### What is expected:
Where a line in the listing below contains the word "JSON", copy that line.

### Dataset records:

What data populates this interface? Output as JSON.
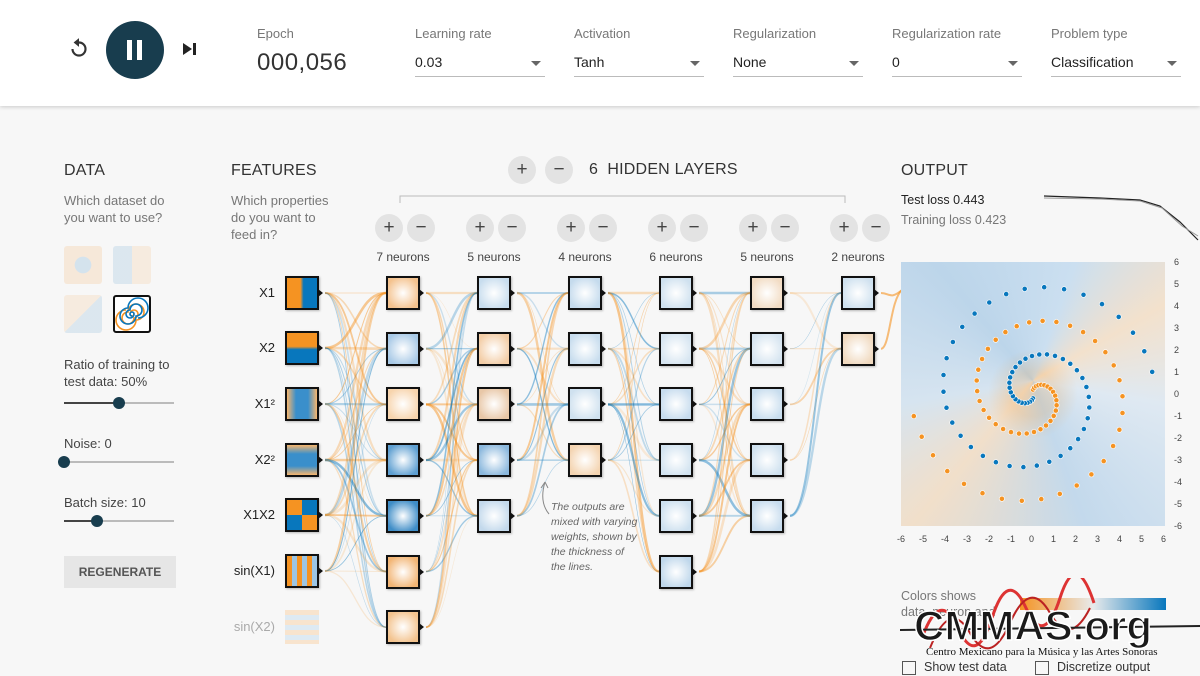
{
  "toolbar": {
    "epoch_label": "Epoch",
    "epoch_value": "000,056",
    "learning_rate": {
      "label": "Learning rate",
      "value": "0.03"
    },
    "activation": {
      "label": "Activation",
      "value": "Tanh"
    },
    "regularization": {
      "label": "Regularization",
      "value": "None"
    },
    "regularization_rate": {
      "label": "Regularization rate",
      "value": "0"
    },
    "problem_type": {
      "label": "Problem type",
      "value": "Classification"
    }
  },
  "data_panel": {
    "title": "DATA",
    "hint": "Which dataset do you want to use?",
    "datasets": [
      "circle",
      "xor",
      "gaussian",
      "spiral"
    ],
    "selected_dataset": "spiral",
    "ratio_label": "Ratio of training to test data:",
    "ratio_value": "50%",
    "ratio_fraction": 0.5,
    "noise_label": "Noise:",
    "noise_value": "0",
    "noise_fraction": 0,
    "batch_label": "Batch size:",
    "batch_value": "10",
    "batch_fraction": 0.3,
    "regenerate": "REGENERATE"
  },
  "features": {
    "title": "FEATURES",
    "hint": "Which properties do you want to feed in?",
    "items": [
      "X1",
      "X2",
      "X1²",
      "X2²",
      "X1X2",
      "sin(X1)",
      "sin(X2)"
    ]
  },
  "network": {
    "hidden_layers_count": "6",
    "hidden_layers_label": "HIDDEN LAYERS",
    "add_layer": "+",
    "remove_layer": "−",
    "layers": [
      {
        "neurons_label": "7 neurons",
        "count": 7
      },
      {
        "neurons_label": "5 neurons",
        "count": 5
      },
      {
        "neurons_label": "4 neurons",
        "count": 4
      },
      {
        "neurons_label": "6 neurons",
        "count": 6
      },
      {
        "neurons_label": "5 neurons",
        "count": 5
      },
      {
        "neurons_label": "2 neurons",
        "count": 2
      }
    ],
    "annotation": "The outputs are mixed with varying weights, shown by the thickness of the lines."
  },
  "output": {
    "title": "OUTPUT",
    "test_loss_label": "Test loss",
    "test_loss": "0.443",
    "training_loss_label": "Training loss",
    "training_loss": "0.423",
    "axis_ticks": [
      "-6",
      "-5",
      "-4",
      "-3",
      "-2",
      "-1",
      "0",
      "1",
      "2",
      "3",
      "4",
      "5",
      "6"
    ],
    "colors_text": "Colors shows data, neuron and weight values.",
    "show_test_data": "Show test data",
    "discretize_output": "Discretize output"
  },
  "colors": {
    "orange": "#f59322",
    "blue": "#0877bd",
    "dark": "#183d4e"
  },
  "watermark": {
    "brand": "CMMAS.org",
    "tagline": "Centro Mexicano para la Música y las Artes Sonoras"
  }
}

---

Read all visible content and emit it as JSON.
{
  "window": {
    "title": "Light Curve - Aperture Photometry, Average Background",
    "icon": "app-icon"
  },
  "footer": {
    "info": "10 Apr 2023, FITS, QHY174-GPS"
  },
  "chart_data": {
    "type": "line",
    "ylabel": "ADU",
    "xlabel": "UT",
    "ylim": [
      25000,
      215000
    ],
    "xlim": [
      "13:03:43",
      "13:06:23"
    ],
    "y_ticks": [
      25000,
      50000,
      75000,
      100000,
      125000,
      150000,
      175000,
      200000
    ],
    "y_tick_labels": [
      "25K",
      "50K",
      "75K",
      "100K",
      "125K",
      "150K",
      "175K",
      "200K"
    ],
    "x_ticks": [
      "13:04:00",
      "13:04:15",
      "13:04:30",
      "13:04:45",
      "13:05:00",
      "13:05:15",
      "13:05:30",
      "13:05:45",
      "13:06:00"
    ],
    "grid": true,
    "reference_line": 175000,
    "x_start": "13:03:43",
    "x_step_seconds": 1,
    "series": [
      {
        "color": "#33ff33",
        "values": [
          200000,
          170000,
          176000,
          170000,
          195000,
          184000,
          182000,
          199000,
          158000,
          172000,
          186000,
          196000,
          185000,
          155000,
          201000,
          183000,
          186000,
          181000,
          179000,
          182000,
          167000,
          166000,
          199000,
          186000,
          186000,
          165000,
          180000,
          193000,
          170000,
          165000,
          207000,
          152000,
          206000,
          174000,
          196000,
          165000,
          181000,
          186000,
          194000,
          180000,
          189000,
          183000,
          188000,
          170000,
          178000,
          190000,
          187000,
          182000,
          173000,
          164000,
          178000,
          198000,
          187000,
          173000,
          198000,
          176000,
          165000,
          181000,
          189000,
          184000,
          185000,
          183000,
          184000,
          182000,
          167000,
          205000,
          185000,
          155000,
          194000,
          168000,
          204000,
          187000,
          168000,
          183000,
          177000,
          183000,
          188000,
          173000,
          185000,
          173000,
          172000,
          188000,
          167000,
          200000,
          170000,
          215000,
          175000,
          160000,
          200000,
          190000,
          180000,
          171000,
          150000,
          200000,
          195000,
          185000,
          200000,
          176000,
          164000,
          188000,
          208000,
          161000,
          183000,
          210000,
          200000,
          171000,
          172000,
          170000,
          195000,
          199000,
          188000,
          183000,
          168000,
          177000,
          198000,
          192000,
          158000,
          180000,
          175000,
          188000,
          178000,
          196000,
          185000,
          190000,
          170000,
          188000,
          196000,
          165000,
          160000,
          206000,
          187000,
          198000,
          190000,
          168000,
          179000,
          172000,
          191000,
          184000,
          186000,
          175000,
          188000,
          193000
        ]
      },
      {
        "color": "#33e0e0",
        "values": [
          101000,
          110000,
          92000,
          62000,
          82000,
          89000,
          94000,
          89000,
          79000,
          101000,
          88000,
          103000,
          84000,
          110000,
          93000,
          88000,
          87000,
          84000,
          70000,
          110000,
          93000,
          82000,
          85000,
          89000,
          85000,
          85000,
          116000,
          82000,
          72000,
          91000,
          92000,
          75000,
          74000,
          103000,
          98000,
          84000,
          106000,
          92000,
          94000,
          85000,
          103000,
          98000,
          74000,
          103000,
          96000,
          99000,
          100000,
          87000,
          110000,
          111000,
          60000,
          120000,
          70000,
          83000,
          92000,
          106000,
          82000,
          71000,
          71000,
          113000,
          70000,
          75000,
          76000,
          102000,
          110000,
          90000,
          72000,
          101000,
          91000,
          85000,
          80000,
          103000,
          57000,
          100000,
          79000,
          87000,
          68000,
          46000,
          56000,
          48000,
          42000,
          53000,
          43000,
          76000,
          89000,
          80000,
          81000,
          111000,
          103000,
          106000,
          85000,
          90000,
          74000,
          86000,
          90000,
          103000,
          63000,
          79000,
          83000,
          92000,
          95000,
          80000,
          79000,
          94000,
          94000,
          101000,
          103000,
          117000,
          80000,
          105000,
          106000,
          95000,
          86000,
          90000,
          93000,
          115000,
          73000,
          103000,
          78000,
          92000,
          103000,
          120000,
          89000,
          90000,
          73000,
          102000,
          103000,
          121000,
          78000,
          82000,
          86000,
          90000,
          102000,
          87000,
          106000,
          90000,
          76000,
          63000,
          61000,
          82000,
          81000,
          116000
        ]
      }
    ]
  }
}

### Correct answer:
What data populates this interface? Output as JSON.
Read all visible content and emit it as JSON.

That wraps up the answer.